Data entries:
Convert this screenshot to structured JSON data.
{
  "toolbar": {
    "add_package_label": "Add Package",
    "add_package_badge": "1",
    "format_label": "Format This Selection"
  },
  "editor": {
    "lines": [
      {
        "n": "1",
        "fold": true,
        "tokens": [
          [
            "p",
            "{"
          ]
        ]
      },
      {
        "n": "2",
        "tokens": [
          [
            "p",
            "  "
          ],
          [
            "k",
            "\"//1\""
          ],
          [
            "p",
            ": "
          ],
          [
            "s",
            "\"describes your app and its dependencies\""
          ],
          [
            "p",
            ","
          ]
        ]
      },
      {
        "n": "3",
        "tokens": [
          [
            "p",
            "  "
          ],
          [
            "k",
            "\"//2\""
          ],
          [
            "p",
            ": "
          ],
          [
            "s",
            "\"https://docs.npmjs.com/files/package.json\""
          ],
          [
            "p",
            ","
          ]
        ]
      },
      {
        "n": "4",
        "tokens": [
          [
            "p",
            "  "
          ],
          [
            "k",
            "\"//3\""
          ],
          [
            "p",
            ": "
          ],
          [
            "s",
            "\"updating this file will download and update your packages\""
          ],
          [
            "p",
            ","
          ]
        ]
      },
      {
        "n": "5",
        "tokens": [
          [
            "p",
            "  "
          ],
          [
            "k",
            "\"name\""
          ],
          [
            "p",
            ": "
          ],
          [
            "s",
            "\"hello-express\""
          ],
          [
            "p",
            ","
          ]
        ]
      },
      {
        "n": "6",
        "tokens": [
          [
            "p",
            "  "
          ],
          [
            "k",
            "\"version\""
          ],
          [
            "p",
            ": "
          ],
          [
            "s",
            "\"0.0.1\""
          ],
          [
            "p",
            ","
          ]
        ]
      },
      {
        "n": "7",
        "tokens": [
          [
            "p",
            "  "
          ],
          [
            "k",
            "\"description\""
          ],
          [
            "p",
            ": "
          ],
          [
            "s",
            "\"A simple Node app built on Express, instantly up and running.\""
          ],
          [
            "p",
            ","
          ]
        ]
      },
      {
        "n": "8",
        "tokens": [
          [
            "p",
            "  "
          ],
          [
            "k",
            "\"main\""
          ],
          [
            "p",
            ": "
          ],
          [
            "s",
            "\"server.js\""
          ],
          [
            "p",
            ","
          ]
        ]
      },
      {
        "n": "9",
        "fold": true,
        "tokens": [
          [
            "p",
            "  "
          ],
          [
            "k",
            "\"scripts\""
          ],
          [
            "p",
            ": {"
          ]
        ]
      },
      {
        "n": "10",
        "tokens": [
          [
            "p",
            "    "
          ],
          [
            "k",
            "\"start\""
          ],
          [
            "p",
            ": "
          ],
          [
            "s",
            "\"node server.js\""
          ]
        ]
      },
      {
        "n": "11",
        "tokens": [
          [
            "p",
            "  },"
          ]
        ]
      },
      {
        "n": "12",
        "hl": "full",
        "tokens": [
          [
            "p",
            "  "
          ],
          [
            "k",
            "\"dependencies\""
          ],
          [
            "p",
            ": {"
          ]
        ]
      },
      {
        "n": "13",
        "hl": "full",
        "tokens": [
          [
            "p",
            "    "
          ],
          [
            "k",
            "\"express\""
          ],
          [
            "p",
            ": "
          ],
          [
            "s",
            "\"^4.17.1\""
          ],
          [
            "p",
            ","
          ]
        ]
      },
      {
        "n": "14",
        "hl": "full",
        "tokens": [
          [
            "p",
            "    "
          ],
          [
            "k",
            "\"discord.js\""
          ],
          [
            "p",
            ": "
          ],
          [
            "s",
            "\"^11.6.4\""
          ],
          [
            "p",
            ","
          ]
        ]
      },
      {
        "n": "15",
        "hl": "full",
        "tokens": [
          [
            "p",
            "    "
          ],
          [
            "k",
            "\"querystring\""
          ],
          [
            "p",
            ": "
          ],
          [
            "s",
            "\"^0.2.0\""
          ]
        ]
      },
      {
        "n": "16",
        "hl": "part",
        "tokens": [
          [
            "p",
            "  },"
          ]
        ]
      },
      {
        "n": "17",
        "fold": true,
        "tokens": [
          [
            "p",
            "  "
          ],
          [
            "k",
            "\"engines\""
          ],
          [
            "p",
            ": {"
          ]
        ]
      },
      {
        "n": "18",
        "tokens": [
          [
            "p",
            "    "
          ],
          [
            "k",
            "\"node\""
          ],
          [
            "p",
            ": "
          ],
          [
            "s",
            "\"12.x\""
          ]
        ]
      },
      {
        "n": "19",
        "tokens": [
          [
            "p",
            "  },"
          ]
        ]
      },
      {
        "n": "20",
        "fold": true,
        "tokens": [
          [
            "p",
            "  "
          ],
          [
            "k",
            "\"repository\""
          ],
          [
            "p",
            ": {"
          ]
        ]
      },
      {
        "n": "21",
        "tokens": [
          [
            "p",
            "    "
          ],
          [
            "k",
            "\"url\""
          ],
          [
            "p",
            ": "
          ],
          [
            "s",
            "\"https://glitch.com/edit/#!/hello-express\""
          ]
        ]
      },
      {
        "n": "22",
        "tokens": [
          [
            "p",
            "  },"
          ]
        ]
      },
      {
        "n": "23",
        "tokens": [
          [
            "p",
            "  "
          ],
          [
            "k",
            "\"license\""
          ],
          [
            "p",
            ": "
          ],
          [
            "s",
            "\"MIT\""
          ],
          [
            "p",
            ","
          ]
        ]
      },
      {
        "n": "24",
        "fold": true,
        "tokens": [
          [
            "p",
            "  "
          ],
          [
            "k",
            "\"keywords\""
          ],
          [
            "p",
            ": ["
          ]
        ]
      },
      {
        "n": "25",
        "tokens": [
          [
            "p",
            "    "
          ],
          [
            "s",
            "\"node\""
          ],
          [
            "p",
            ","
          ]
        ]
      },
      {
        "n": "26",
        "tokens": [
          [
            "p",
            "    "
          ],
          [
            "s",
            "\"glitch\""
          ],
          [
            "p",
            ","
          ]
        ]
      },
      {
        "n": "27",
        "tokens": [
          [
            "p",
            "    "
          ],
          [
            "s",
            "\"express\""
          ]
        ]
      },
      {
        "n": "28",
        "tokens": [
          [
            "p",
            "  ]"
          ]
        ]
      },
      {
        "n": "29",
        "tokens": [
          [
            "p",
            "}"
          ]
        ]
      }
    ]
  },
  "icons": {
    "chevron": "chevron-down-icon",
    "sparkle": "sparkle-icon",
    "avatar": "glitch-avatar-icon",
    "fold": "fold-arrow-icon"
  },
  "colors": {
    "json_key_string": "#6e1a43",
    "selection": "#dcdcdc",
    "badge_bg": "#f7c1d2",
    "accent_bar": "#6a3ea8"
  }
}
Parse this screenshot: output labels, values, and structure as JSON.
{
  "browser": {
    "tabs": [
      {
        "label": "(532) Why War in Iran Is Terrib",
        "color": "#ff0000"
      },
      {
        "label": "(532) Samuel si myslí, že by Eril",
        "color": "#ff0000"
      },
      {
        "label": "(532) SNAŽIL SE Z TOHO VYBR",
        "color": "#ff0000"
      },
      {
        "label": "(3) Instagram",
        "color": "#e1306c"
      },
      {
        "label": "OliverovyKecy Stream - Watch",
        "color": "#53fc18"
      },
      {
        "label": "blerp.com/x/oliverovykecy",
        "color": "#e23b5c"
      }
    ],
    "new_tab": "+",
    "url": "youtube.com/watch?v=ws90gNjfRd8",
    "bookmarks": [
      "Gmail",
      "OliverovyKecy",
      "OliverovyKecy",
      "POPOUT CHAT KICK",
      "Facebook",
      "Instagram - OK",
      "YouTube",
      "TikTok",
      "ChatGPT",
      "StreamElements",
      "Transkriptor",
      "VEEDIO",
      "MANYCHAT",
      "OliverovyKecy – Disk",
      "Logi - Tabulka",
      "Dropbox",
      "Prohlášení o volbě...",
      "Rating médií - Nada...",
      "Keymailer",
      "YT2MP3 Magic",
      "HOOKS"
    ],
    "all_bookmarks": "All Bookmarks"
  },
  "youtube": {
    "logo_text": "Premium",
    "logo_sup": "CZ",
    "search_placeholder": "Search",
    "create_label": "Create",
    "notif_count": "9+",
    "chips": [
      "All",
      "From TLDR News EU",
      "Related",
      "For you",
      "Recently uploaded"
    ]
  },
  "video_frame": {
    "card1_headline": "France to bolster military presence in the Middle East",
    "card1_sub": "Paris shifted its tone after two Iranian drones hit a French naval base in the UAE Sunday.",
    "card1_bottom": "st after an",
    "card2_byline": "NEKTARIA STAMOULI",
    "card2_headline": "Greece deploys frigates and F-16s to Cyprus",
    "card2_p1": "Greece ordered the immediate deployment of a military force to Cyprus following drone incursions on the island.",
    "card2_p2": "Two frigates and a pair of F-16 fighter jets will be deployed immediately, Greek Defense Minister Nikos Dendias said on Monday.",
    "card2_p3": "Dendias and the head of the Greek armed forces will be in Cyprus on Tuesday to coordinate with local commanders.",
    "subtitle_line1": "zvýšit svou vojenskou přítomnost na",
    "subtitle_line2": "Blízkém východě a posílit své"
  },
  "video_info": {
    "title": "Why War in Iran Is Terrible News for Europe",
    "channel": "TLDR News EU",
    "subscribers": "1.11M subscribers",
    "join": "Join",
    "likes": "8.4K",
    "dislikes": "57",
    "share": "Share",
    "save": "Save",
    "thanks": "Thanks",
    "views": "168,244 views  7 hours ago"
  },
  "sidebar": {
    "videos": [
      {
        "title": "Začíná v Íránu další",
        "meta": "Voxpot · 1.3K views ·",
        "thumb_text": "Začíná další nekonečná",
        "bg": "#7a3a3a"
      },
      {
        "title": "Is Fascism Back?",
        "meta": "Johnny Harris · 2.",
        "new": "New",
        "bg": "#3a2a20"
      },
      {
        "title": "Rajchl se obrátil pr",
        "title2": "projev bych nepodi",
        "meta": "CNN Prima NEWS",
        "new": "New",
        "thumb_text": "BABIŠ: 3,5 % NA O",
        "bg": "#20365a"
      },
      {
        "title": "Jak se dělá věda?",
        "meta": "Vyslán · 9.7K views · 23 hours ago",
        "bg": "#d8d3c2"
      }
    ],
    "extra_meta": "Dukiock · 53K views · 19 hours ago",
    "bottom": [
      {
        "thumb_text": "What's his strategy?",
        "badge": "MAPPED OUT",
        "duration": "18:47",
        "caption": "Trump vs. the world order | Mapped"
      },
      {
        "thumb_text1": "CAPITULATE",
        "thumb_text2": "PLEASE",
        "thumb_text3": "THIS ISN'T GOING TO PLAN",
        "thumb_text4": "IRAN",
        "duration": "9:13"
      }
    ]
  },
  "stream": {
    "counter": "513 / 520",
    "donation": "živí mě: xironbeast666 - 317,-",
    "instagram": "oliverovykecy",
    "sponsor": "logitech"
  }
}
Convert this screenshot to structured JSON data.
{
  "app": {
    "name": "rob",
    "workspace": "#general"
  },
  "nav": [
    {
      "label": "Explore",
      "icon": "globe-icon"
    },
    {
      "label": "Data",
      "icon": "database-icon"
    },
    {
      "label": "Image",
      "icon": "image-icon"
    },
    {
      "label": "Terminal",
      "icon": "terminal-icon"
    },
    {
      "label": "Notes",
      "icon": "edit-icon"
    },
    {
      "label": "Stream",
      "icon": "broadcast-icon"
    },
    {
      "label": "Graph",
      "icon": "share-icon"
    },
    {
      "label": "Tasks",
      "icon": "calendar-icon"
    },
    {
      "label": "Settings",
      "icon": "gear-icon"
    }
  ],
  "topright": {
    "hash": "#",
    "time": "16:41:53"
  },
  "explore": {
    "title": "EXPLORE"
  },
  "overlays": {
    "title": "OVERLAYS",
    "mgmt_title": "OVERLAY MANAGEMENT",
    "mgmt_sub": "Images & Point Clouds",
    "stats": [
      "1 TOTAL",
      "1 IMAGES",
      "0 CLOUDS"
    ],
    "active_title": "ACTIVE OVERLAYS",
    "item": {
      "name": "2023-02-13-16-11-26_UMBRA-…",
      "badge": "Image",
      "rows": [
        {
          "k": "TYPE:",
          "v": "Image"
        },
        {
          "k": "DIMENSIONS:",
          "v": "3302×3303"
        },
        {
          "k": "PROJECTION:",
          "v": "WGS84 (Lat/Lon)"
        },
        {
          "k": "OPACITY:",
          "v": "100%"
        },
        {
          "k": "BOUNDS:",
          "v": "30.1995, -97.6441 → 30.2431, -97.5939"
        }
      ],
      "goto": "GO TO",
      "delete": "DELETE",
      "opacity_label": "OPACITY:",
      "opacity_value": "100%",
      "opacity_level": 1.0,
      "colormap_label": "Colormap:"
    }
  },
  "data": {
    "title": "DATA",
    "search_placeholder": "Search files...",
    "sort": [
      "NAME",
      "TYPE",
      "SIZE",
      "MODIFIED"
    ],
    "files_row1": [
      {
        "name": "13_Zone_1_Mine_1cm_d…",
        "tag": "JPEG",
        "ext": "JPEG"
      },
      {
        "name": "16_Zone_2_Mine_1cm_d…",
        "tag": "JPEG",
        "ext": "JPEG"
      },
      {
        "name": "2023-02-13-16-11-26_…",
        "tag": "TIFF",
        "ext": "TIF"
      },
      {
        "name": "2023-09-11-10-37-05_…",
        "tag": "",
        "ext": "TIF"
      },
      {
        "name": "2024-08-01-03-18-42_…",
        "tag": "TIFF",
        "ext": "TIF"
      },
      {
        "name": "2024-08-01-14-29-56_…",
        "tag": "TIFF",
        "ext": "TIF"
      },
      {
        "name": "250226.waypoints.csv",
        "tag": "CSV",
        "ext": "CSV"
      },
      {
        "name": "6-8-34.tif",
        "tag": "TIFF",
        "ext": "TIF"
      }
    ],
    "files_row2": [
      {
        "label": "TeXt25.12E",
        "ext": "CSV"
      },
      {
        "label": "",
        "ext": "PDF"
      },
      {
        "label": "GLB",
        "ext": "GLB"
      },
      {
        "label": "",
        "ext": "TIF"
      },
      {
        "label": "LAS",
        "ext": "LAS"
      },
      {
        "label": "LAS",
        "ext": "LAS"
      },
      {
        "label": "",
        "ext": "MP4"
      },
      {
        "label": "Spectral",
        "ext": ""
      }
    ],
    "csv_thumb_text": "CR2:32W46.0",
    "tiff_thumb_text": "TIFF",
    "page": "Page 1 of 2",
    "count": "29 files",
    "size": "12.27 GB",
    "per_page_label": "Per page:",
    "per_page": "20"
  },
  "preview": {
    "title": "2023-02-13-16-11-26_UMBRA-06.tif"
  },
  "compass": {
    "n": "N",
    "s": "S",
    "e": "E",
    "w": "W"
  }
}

Task to carry out: Tally the lines of the records holding the word "Začíná", then give only the resulting number.

Complete response: 2